What is needed -
Reproduce every line of the material below, but drop the pictures.

Record set -
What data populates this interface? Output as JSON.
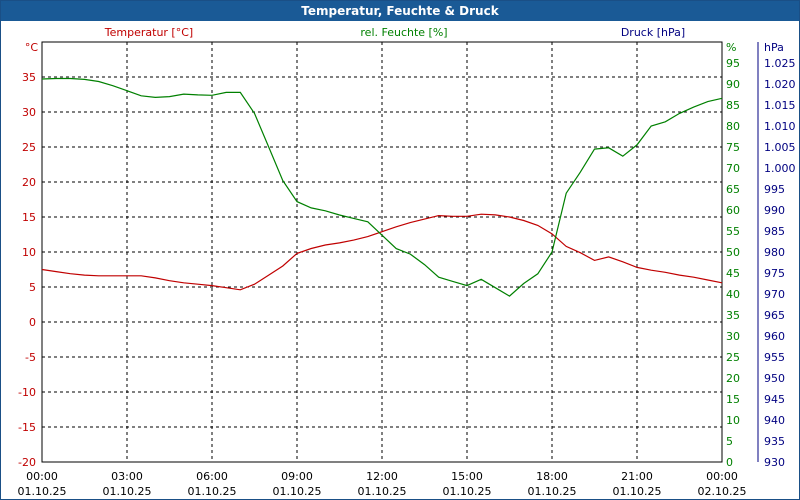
{
  "window": {
    "title": "Temperatur, Feuchte & Druck"
  },
  "chart_data": {
    "type": "line",
    "title": "Temperatur, Feuchte & Druck",
    "x_ticks": [
      {
        "time": "00:00",
        "date": "01.10.25"
      },
      {
        "time": "03:00",
        "date": "01.10.25"
      },
      {
        "time": "06:00",
        "date": "01.10.25"
      },
      {
        "time": "09:00",
        "date": "01.10.25"
      },
      {
        "time": "12:00",
        "date": "01.10.25"
      },
      {
        "time": "15:00",
        "date": "01.10.25"
      },
      {
        "time": "18:00",
        "date": "01.10.25"
      },
      {
        "time": "21:00",
        "date": "01.10.25"
      },
      {
        "time": "00:00",
        "date": "02.10.25"
      }
    ],
    "xlim": [
      0,
      24
    ],
    "grid": true,
    "axes": {
      "temperature": {
        "label": "Temperatur [°C]",
        "unit": "°C",
        "ylim": [
          -20,
          40
        ],
        "ticks": [
          "-20",
          "-15",
          "-10",
          "-5",
          "0",
          "5",
          "10",
          "15",
          "20",
          "25",
          "30",
          "35"
        ],
        "color": "#c00000"
      },
      "humidity": {
        "label": "rel. Feuchte [%]",
        "unit": "%",
        "ylim": [
          0,
          100
        ],
        "ticks": [
          "0",
          "5",
          "10",
          "15",
          "20",
          "25",
          "30",
          "35",
          "40",
          "45",
          "50",
          "55",
          "60",
          "65",
          "70",
          "75",
          "80",
          "85",
          "90",
          "95"
        ],
        "color": "#008000"
      },
      "pressure": {
        "label": "Druck [hPa]",
        "unit": "hPa",
        "ylim": [
          930,
          1030
        ],
        "ticks": [
          "930",
          "935",
          "940",
          "945",
          "950",
          "955",
          "960",
          "965",
          "970",
          "975",
          "980",
          "985",
          "990",
          "995",
          "1.000",
          "1.005",
          "1.010",
          "1.015",
          "1.020",
          "1.025"
        ],
        "color": "#000080"
      }
    },
    "series": [
      {
        "name": "Temperatur [°C]",
        "axis": "temperature",
        "color": "#c00000",
        "x": [
          0,
          0.5,
          1,
          1.5,
          2,
          2.5,
          3,
          3.5,
          4,
          4.5,
          5,
          5.5,
          6,
          6.5,
          7,
          7.5,
          8,
          8.5,
          9,
          9.5,
          10,
          10.5,
          11,
          11.5,
          12,
          12.5,
          13,
          13.5,
          14,
          14.5,
          15,
          15.5,
          16,
          16.5,
          17,
          17.5,
          18,
          18.5,
          19,
          19.5,
          20,
          20.5,
          21,
          21.5,
          22,
          22.5,
          23,
          23.5,
          24
        ],
        "values": [
          7.5,
          7.2,
          6.9,
          6.7,
          6.6,
          6.6,
          6.6,
          6.6,
          6.3,
          5.9,
          5.6,
          5.4,
          5.2,
          4.9,
          4.6,
          5.4,
          6.7,
          8.0,
          9.8,
          10.5,
          11.0,
          11.3,
          11.7,
          12.2,
          12.9,
          13.6,
          14.2,
          14.7,
          15.2,
          15.1,
          15.1,
          15.4,
          15.3,
          15.0,
          14.5,
          13.8,
          12.6,
          10.8,
          9.9,
          8.8,
          9.3,
          8.6,
          7.8,
          7.4,
          7.1,
          6.7,
          6.4,
          6.0,
          5.6
        ]
      },
      {
        "name": "rel. Feuchte [%]",
        "axis": "humidity",
        "color": "#008000",
        "x": [
          0,
          0.5,
          1,
          1.5,
          2,
          2.5,
          3,
          3.5,
          4,
          4.5,
          5,
          5.5,
          6,
          6.5,
          7,
          7.5,
          8,
          8.5,
          9,
          9.5,
          10,
          10.5,
          11,
          11.5,
          12,
          12.5,
          13,
          13.5,
          14,
          14.5,
          15,
          15.5,
          16,
          16.5,
          17,
          17.5,
          18,
          18.5,
          19,
          19.5,
          20,
          20.5,
          21,
          21.5,
          22,
          22.5,
          23,
          23.5,
          24
        ],
        "values": [
          91.2,
          91.3,
          91.3,
          91.1,
          90.6,
          89.6,
          88.4,
          87.2,
          86.8,
          87.0,
          87.6,
          87.4,
          87.3,
          88.0,
          88.0,
          83.0,
          75.0,
          67.0,
          62.0,
          60.5,
          59.8,
          58.8,
          58.0,
          57.2,
          54.0,
          50.8,
          49.5,
          47.0,
          44.0,
          43.0,
          42.0,
          43.5,
          41.5,
          39.5,
          42.5,
          44.8,
          50.0,
          64.0,
          69.0,
          74.5,
          74.8,
          72.8,
          75.5,
          80.0,
          81.0,
          83.0,
          84.5,
          85.8,
          86.6
        ]
      }
    ],
    "legend": "top"
  }
}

Expected answer -
What data populates this interface? Output as JSON.
{
  "window": {
    "title": "Temperatur, Feuchte & Druck"
  },
  "chart_data": {
    "type": "line",
    "title": "Temperatur, Feuchte & Druck",
    "x_ticks": [
      {
        "time": "00:00",
        "date": "01.10.25"
      },
      {
        "time": "03:00",
        "date": "01.10.25"
      },
      {
        "time": "06:00",
        "date": "01.10.25"
      },
      {
        "time": "09:00",
        "date": "01.10.25"
      },
      {
        "time": "12:00",
        "date": "01.10.25"
      },
      {
        "time": "15:00",
        "date": "01.10.25"
      },
      {
        "time": "18:00",
        "date": "01.10.25"
      },
      {
        "time": "21:00",
        "date": "01.10.25"
      },
      {
        "time": "00:00",
        "date": "02.10.25"
      }
    ],
    "xlim": [
      0,
      24
    ],
    "grid": true,
    "axes": {
      "temperature": {
        "label": "Temperatur [°C]",
        "unit": "°C",
        "ylim": [
          -20,
          40
        ],
        "ticks": [
          "-20",
          "-15",
          "-10",
          "-5",
          "0",
          "5",
          "10",
          "15",
          "20",
          "25",
          "30",
          "35"
        ],
        "color": "#c00000"
      },
      "humidity": {
        "label": "rel. Feuchte [%]",
        "unit": "%",
        "ylim": [
          0,
          100
        ],
        "ticks": [
          "0",
          "5",
          "10",
          "15",
          "20",
          "25",
          "30",
          "35",
          "40",
          "45",
          "50",
          "55",
          "60",
          "65",
          "70",
          "75",
          "80",
          "85",
          "90",
          "95"
        ],
        "color": "#008000"
      },
      "pressure": {
        "label": "Druck [hPa]",
        "unit": "hPa",
        "ylim": [
          930,
          1030
        ],
        "ticks": [
          "930",
          "935",
          "940",
          "945",
          "950",
          "955",
          "960",
          "965",
          "970",
          "975",
          "980",
          "985",
          "990",
          "995",
          "1.000",
          "1.005",
          "1.010",
          "1.015",
          "1.020",
          "1.025"
        ],
        "color": "#000080"
      }
    },
    "series": [
      {
        "name": "Temperatur [°C]",
        "axis": "temperature",
        "color": "#c00000",
        "x": [
          0,
          0.5,
          1,
          1.5,
          2,
          2.5,
          3,
          3.5,
          4,
          4.5,
          5,
          5.5,
          6,
          6.5,
          7,
          7.5,
          8,
          8.5,
          9,
          9.5,
          10,
          10.5,
          11,
          11.5,
          12,
          12.5,
          13,
          13.5,
          14,
          14.5,
          15,
          15.5,
          16,
          16.5,
          17,
          17.5,
          18,
          18.5,
          19,
          19.5,
          20,
          20.5,
          21,
          21.5,
          22,
          22.5,
          23,
          23.5,
          24
        ],
        "values": [
          7.5,
          7.2,
          6.9,
          6.7,
          6.6,
          6.6,
          6.6,
          6.6,
          6.3,
          5.9,
          5.6,
          5.4,
          5.2,
          4.9,
          4.6,
          5.4,
          6.7,
          8.0,
          9.8,
          10.5,
          11.0,
          11.3,
          11.7,
          12.2,
          12.9,
          13.6,
          14.2,
          14.7,
          15.2,
          15.1,
          15.1,
          15.4,
          15.3,
          15.0,
          14.5,
          13.8,
          12.6,
          10.8,
          9.9,
          8.8,
          9.3,
          8.6,
          7.8,
          7.4,
          7.1,
          6.7,
          6.4,
          6.0,
          5.6
        ]
      },
      {
        "name": "rel. Feuchte [%]",
        "axis": "humidity",
        "color": "#008000",
        "x": [
          0,
          0.5,
          1,
          1.5,
          2,
          2.5,
          3,
          3.5,
          4,
          4.5,
          5,
          5.5,
          6,
          6.5,
          7,
          7.5,
          8,
          8.5,
          9,
          9.5,
          10,
          10.5,
          11,
          11.5,
          12,
          12.5,
          13,
          13.5,
          14,
          14.5,
          15,
          15.5,
          16,
          16.5,
          17,
          17.5,
          18,
          18.5,
          19,
          19.5,
          20,
          20.5,
          21,
          21.5,
          22,
          22.5,
          23,
          23.5,
          24
        ],
        "values": [
          91.2,
          91.3,
          91.3,
          91.1,
          90.6,
          89.6,
          88.4,
          87.2,
          86.8,
          87.0,
          87.6,
          87.4,
          87.3,
          88.0,
          88.0,
          83.0,
          75.0,
          67.0,
          62.0,
          60.5,
          59.8,
          58.8,
          58.0,
          57.2,
          54.0,
          50.8,
          49.5,
          47.0,
          44.0,
          43.0,
          42.0,
          43.5,
          41.5,
          39.5,
          42.5,
          44.8,
          50.0,
          64.0,
          69.0,
          74.5,
          74.8,
          72.8,
          75.5,
          80.0,
          81.0,
          83.0,
          84.5,
          85.8,
          86.6
        ]
      }
    ],
    "legend": "top"
  }
}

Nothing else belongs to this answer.